> [Consegna 1]: Nelle voci del dataset, dall'inizio fino alla riga che contiene "chart-title: IMMIGRANTS FROM" compresa, sostituisci "chippewa-point" con "chippewa-marker" lasciando invariato tutto il resto. Riporta soltanto queste righe.

> [Brano di testo]:
Quelle morti sospette in carcere: trenta vittime in sette anni


di Roberto Bianchin

morti sospette in carcere

Mauro aveva solo 33 anni quando morì in carcere. «Arresto cardiocircolatorio», fu la motivazione ufficiale. Ma quando suo padre, Giuseppe, vide la salma, impallidì. Il corpo di Mauro Fedele era pieno di lividi. Aveva la testa fasciata, e segni blu di percosse, come se fosse stato colpito con un ferro di cavallo, sul collo, sul petto, sui fianchi e all´interno delle cosce. «Lo hanno riempito di botte», protestò il padre, presentando una denuncia per omicidio.
Comincia a farsi strada il sospetto che il caso Cucchi non sia l´unico nelle carceri italiane, dove sono morti 1.531 detenuti dal 2000 ad oggi, 150 solo quest´anno, di cui 63 suicidi. Tra questi, secondo l´associazione “Ristretti Orizzonti”, che sul problema ha realizzato un dossier, “Morire di carcere”, ci sono 30 casi “sospetti” negli ultimi sette anni, che richiederebbero «un approfondimento nelle sedi opportune».

> [Consegna 2]: Estendi l'articolo sulle morti sospette in carcere proseguendo dall'ultima frase riportata.

> [Voci del dataset]:
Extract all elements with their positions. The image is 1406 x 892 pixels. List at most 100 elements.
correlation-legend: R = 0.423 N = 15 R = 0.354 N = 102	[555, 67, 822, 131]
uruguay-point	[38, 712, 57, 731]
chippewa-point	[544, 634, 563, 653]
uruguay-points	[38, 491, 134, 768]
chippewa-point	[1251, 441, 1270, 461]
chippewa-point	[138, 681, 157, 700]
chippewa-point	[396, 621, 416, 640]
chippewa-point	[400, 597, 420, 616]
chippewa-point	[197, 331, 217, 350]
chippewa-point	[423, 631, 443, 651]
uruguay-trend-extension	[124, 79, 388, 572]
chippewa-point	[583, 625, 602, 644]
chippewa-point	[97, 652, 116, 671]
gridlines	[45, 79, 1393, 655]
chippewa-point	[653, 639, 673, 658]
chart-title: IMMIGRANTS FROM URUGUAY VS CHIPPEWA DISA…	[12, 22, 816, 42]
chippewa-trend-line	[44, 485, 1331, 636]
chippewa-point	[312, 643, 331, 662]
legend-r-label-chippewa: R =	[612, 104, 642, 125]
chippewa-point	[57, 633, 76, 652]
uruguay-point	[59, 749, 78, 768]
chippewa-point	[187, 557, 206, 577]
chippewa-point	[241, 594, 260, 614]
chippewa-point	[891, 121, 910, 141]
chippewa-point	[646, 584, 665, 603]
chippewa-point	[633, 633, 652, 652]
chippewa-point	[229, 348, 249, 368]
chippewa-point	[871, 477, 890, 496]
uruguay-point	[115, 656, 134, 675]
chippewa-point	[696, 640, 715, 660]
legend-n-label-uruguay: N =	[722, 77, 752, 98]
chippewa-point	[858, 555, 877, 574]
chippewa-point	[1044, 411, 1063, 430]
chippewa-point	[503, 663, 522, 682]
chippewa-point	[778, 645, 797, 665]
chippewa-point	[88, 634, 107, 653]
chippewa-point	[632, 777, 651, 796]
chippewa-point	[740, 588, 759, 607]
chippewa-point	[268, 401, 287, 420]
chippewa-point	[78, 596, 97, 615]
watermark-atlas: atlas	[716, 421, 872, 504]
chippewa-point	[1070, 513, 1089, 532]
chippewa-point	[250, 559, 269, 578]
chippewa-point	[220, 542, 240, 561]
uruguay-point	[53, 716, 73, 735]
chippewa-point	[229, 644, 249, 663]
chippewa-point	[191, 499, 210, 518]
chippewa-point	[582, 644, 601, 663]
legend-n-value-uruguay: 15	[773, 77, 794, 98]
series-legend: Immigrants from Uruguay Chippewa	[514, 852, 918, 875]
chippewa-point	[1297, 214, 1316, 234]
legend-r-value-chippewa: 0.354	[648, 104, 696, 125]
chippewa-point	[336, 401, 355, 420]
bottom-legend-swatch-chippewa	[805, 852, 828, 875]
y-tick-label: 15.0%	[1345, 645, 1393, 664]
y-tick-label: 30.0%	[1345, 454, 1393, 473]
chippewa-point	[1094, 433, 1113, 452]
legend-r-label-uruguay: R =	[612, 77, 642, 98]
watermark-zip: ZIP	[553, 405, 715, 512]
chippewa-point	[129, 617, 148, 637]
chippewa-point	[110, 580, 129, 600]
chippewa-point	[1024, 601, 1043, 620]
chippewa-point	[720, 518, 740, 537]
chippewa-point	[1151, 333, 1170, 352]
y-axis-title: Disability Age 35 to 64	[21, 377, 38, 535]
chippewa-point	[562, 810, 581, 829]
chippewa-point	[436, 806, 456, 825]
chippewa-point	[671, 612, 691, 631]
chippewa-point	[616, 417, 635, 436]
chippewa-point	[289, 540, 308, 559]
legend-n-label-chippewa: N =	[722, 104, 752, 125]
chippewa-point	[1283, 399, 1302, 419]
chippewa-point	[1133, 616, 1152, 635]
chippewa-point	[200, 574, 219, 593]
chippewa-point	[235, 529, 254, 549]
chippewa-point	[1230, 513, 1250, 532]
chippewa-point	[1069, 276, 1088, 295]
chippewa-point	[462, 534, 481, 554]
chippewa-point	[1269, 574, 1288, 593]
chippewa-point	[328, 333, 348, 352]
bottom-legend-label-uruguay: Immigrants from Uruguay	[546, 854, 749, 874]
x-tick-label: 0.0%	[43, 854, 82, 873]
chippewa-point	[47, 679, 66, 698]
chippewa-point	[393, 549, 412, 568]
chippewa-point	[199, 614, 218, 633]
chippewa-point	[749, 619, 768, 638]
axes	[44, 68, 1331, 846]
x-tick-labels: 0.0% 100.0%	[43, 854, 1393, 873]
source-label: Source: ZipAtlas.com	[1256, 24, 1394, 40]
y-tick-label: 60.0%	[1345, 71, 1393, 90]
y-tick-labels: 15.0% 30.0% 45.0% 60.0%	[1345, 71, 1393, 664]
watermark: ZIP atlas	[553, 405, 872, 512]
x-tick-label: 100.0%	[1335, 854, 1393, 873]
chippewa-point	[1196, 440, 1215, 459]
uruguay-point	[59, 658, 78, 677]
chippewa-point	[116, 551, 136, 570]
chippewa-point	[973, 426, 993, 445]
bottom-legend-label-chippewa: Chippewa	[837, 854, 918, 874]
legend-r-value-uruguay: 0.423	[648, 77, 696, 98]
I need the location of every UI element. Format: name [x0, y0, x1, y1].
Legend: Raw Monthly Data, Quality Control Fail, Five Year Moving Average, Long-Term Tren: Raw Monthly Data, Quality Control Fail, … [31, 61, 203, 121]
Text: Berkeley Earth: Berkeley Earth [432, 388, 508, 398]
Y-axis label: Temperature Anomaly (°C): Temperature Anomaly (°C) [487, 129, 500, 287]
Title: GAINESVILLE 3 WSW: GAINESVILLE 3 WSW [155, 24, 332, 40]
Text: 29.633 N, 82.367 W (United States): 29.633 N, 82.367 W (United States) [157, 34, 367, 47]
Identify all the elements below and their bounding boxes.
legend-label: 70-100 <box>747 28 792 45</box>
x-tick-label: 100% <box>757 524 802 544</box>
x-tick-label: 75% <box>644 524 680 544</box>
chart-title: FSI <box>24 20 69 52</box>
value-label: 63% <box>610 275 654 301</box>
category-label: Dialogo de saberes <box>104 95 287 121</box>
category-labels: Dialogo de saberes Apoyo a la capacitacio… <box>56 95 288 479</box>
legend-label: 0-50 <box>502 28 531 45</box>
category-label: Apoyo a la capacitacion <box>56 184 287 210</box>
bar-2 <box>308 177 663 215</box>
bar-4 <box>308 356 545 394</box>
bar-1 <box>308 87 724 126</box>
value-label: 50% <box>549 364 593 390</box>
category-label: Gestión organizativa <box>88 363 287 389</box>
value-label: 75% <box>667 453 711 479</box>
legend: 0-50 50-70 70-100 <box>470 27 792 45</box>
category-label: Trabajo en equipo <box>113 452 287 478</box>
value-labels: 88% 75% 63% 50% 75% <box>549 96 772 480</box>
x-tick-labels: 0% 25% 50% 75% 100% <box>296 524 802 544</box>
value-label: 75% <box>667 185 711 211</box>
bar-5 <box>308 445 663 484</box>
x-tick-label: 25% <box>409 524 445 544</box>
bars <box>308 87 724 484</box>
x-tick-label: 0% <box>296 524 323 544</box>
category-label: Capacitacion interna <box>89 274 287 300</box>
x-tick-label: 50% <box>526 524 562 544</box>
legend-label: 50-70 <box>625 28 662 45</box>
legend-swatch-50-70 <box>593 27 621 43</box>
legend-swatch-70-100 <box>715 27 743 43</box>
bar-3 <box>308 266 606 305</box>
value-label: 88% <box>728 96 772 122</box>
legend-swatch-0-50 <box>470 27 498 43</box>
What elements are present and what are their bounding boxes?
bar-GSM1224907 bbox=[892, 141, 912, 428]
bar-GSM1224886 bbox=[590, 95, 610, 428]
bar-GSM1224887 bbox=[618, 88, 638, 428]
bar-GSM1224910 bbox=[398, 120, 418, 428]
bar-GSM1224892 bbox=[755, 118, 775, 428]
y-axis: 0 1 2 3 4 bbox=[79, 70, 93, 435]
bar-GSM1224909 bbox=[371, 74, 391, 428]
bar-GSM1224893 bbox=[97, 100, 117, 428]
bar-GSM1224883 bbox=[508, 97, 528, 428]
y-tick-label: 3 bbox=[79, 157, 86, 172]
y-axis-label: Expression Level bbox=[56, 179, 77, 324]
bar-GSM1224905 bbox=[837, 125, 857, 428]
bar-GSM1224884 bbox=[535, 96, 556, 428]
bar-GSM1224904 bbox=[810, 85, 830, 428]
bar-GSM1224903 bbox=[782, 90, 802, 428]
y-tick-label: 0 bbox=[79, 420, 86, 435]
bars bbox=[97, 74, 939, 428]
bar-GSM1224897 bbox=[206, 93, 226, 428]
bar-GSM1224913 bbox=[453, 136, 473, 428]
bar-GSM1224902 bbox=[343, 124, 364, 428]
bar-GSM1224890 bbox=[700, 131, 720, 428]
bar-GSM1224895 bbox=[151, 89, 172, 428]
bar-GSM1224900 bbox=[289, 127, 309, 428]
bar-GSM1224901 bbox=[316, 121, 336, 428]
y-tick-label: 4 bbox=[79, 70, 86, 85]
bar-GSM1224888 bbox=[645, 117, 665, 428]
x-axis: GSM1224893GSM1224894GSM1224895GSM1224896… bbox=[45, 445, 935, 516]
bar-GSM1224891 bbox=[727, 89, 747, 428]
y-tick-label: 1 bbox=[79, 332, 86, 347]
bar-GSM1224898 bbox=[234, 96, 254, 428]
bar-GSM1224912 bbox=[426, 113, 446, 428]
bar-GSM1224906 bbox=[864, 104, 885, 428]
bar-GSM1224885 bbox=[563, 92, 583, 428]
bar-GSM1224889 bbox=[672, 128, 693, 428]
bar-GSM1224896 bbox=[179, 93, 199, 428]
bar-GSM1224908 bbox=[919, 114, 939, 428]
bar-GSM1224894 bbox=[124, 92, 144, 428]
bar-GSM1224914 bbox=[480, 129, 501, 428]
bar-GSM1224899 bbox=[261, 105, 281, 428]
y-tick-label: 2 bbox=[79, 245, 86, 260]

> [Risultato 1]:
Extract all elements with their positions. The image is 1406 x 892 pixels. List at most 100 elements.
correlation-legend: R = 0.423 N = 15 R = 0.354 N = 102	[555, 67, 822, 131]
uruguay-point	[38, 712, 57, 731]
chippewa-marker	[544, 634, 563, 653]
uruguay-points	[38, 491, 134, 768]
chippewa-marker	[1251, 441, 1270, 461]
chippewa-marker	[138, 681, 157, 700]
chippewa-marker	[396, 621, 416, 640]
chippewa-marker	[400, 597, 420, 616]
chippewa-marker	[197, 331, 217, 350]
chippewa-marker	[423, 631, 443, 651]
uruguay-trend-extension	[124, 79, 388, 572]
chippewa-marker	[583, 625, 602, 644]
chippewa-marker	[97, 652, 116, 671]
gridlines	[45, 79, 1393, 655]
chippewa-marker	[653, 639, 673, 658]
chart-title: IMMIGRANTS FROM URUGUAY VS CHIPPEWA DISA…	[12, 22, 816, 42]

> [Risultato 2]:
In 11 casi di questa Spoon River carceraria, i detenuti «per cause naturali» presentavano segni di percosse e di lesioni. Morti per infarto con la testa spaccata, morti per suicidio con ematomi e contusioni in varie parti del corpo, costole spezzate, milze e fegati spappolati, lesioni ed emorragie interne. «Le cause di troppi decessi non sono mai state accertate con precisione», dice Luigi Manconi, presidente dell´associazione “A buon diritto”, che punta il dito contro «l´opacità del carcere che impedisce di guardarci dentro» e «troppi comportamenti non rispondenti a correttezza e al rispetto delle regole». «In carcere ci si ammazza 15 volte di più di quanto non accada fuori», accusa.
Come Mauro Fedele, morto il 30 giugno 2002 nel carcere di Cuneo, un altro giovane, Manuel Eliantonio, 22 anni, perse la vita il 25 luglio 2008 in quello di Genova. Suicidio, dissero, col gas butano respirato da una bomboletta da campeggio. Sua madre, Maria, mostra le lettere che il figlio le aveva scritto dalla prigione: «Qui mi ammazzano di botte almeno una volta alla settimana». «Lo hanno pestato a sangue, ucciso, e stanno cercando di coprire tutto», accusa la donna.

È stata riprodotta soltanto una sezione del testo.